▶ [Stated goal]: Would you copy out the whole listing exactly as given?

Chart and figure data

**********

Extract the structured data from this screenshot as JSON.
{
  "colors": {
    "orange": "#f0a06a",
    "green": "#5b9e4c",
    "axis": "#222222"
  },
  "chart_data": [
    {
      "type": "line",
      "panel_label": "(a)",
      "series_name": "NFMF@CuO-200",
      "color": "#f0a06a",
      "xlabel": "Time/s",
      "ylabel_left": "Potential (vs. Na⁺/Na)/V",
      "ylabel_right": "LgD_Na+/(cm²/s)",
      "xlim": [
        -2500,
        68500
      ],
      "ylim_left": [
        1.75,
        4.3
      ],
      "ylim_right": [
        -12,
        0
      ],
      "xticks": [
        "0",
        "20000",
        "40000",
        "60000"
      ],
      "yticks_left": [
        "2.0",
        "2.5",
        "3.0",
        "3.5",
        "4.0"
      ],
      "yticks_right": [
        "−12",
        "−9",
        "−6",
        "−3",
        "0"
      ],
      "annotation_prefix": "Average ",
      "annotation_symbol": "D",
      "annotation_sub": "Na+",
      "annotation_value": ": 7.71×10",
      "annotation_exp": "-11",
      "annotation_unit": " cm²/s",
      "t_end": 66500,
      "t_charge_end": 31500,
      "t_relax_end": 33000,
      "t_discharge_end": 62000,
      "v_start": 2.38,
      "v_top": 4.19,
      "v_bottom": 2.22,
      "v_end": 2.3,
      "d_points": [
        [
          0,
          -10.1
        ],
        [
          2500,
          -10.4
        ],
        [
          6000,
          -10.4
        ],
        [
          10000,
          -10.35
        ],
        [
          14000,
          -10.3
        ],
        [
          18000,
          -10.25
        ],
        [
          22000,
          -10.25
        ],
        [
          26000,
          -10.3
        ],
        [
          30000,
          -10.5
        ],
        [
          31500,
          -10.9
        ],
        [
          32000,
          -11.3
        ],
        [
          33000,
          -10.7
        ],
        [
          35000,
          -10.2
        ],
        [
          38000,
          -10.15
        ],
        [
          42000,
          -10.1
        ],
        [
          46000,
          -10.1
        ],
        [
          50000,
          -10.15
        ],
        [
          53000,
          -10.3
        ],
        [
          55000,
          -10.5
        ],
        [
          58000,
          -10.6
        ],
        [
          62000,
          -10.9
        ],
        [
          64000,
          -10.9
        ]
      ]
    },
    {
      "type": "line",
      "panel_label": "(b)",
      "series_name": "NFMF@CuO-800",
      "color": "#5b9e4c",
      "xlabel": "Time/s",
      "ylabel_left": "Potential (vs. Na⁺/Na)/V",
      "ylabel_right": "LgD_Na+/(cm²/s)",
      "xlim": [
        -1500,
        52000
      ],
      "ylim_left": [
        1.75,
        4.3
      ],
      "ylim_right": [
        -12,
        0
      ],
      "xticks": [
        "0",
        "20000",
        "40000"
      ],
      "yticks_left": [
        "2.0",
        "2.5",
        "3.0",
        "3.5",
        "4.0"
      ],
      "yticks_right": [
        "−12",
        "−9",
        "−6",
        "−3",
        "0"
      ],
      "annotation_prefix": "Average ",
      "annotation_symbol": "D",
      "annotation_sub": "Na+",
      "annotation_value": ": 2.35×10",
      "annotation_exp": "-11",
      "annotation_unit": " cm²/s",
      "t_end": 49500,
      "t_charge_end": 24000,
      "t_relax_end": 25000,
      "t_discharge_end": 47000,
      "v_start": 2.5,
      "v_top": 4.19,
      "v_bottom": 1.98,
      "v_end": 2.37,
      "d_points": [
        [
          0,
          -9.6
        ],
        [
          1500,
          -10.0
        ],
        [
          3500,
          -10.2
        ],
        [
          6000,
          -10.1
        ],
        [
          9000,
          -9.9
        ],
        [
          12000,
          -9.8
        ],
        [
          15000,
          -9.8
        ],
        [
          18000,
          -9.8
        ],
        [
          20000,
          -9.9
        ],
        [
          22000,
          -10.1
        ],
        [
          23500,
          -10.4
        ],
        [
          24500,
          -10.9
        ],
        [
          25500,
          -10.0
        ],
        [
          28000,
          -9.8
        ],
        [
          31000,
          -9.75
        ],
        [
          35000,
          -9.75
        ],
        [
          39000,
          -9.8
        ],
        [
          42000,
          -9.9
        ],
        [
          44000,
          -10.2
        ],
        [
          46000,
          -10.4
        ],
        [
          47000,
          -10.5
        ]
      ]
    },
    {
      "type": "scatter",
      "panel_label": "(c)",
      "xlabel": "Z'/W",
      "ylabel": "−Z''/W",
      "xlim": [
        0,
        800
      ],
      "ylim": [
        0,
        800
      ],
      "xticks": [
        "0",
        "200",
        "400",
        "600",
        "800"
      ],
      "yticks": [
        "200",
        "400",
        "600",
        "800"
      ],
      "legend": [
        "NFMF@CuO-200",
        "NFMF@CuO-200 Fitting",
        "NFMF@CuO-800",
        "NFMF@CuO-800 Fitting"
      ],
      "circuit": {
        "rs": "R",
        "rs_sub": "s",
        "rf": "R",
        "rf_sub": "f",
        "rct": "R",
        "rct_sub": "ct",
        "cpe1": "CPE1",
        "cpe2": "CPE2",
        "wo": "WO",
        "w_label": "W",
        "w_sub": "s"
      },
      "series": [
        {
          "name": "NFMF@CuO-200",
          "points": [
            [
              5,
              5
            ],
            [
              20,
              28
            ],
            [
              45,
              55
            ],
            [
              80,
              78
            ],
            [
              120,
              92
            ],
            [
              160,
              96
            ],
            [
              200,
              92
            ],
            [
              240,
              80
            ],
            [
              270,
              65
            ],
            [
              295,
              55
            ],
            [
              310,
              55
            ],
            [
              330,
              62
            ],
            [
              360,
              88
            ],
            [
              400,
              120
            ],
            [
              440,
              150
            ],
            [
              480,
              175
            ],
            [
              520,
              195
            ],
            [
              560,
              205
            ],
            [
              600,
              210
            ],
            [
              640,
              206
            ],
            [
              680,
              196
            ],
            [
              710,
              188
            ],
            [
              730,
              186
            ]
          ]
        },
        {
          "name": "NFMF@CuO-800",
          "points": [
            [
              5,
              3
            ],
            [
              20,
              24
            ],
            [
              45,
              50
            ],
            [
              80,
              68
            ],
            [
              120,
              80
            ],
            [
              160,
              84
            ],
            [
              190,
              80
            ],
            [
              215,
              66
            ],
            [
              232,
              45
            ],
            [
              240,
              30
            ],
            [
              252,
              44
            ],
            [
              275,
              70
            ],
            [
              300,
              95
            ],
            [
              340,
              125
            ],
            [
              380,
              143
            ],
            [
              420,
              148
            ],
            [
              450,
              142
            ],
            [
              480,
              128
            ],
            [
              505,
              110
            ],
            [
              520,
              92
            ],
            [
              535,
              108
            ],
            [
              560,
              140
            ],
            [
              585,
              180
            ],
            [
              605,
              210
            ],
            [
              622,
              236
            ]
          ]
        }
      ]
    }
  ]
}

**********

▶ [Expected answer]:
Extract the structured data from this screenshot as JSON.
{
  "colors": {
    "orange": "#f0a06a",
    "green": "#5b9e4c",
    "axis": "#222222"
  },
  "chart_data": [
    {
      "type": "line",
      "panel_label": "(a)",
      "series_name": "NFMF@CuO-200",
      "color": "#f0a06a",
      "xlabel": "Time/s",
      "ylabel_left": "Potential (vs. Na⁺/Na)/V",
      "ylabel_right": "LgD_Na+/(cm²/s)",
      "xlim": [
        -2500,
        68500
      ],
      "ylim_left": [
        1.75,
        4.3
      ],
      "ylim_right": [
        -12,
        0
      ],
      "xticks": [
        "0",
        "20000",
        "40000",
        "60000"
      ],
      "yticks_left": [
        "2.0",
        "2.5",
        "3.0",
        "3.5",
        "4.0"
      ],
      "yticks_right": [
        "−12",
        "−9",
        "−6",
        "−3",
        "0"
      ],
      "annotation_prefix": "Average ",
      "annotation_symbol": "D",
      "annotation_sub": "Na+",
      "annotation_value": ": 7.71×10",
      "annotation_exp": "-11",
      "annotation_unit": " cm²/s",
      "t_end": 66500,
      "t_charge_end": 31500,
      "t_relax_end": 33000,
      "t_discharge_end": 62000,
      "v_start": 2.38,
      "v_top": 4.19,
      "v_bottom": 2.22,
      "v_end": 2.3,
      "d_points": [
        [
          0,
          -10.1
        ],
        [
          2500,
          -10.4
        ],
        [
          6000,
          -10.4
        ],
        [
          10000,
          -10.35
        ],
        [
          14000,
          -10.3
        ],
        [
          18000,
          -10.25
        ],
        [
          22000,
          -10.25
        ],
        [
          26000,
          -10.3
        ],
        [
          30000,
          -10.5
        ],
        [
          31500,
          -10.9
        ],
        [
          32000,
          -11.3
        ],
        [
          33000,
          -10.7
        ],
        [
          35000,
          -10.2
        ],
        [
          38000,
          -10.15
        ],
        [
          42000,
          -10.1
        ],
        [
          46000,
          -10.1
        ],
        [
          50000,
          -10.15
        ],
        [
          53000,
          -10.3
        ],
        [
          55000,
          -10.5
        ],
        [
          58000,
          -10.6
        ],
        [
          62000,
          -10.9
        ],
        [
          64000,
          -10.9
        ]
      ]
    },
    {
      "type": "line",
      "panel_label": "(b)",
      "series_name": "NFMF@CuO-800",
      "color": "#5b9e4c",
      "xlabel": "Time/s",
      "ylabel_left": "Potential (vs. Na⁺/Na)/V",
      "ylabel_right": "LgD_Na+/(cm²/s)",
      "xlim": [
        -1500,
        52000
      ],
      "ylim_left": [
        1.75,
        4.3
      ],
      "ylim_right": [
        -12,
        0
      ],
      "xticks": [
        "0",
        "20000",
        "40000"
      ],
      "yticks_left": [
        "2.0",
        "2.5",
        "3.0",
        "3.5",
        "4.0"
      ],
      "yticks_right": [
        "−12",
        "−9",
        "−6",
        "−3",
        "0"
      ],
      "annotation_prefix": "Average ",
      "annotation_symbol": "D",
      "annotation_sub": "Na+",
      "annotation_value": ": 2.35×10",
      "annotation_exp": "-11",
      "annotation_unit": " cm²/s",
      "t_end": 49500,
      "t_charge_end": 24000,
      "t_relax_end": 25000,
      "t_discharge_end": 47000,
      "v_start": 2.5,
      "v_top": 4.19,
      "v_bottom": 1.98,
      "v_end": 2.37,
      "d_points": [
        [
          0,
          -9.6
        ],
        [
          1500,
          -10.0
        ],
        [
          3500,
          -10.2
        ],
        [
          6000,
          -10.1
        ],
        [
          9000,
          -9.9
        ],
        [
          12000,
          -9.8
        ],
        [
          15000,
          -9.8
        ],
        [
          18000,
          -9.8
        ],
        [
          20000,
          -9.9
        ],
        [
          22000,
          -10.1
        ],
        [
          23500,
          -10.4
        ],
        [
          24500,
          -10.9
        ],
        [
          25500,
          -10.0
        ],
        [
          28000,
          -9.8
        ],
        [
          31000,
          -9.75
        ],
        [
          35000,
          -9.75
        ],
        [
          39000,
          -9.8
        ],
        [
          42000,
          -9.9
        ],
        [
          44000,
          -10.2
        ],
        [
          46000,
          -10.4
        ],
        [
          47000,
          -10.5
        ]
      ]
    },
    {
      "type": "scatter",
      "panel_label": "(c)",
      "xlabel": "Z'/W",
      "ylabel": "−Z''/W",
      "xlim": [
        0,
        800
      ],
      "ylim": [
        0,
        800
      ],
      "xticks": [
        "0",
        "200",
        "400",
        "600",
        "800"
      ],
      "yticks": [
        "200",
        "400",
        "600",
        "800"
      ],
      "legend": [
        "NFMF@CuO-200",
        "NFMF@CuO-200 Fitting",
        "NFMF@CuO-800",
        "NFMF@CuO-800 Fitting"
      ],
      "circuit": {
        "rs": "R",
        "rs_sub": "s",
        "rf": "R",
        "rf_sub": "f",
        "rct": "R",
        "rct_sub": "ct",
        "cpe1": "CPE1",
        "cpe2": "CPE2",
        "wo": "WO",
        "w_label": "W",
        "w_sub": "s"
      },
      "series": [
        {
          "name": "NFMF@CuO-200",
          "points": [
            [
              5,
              5
            ],
            [
              20,
              28
            ],
            [
              45,
              55
            ],
            [
              80,
              78
            ],
            [
              120,
              92
            ],
            [
              160,
              96
            ],
            [
              200,
              92
            ],
            [
              240,
              80
            ],
            [
              270,
              65
            ],
            [
              295,
              55
            ],
            [
              310,
              55
            ],
            [
              330,
              62
            ],
            [
              360,
              88
            ],
            [
              400,
              120
            ],
            [
              440,
              150
            ],
            [
              480,
              175
            ],
            [
              520,
              195
            ],
            [
              560,
              205
            ],
            [
              600,
              210
            ],
            [
              640,
              206
            ],
            [
              680,
              196
            ],
            [
              710,
              188
            ],
            [
              730,
              186
            ]
          ]
        },
        {
          "name": "NFMF@CuO-800",
          "points": [
            [
              5,
              3
            ],
            [
              20,
              24
            ],
            [
              45,
              50
            ],
            [
              80,
              68
            ],
            [
              120,
              80
            ],
            [
              160,
              84
            ],
            [
              190,
              80
            ],
            [
              215,
              66
            ],
            [
              232,
              45
            ],
            [
              240,
              30
            ],
            [
              252,
              44
            ],
            [
              275,
              70
            ],
            [
              300,
              95
            ],
            [
              340,
              125
            ],
            [
              380,
              143
            ],
            [
              420,
              148
            ],
            [
              450,
              142
            ],
            [
              480,
              128
            ],
            [
              505,
              110
            ],
            [
              520,
              92
            ],
            [
              535,
              108
            ],
            [
              560,
              140
            ],
            [
              585,
              180
            ],
            [
              605,
              210
            ],
            [
              622,
              236
            ]
          ]
        }
      ]
    }
  ]
}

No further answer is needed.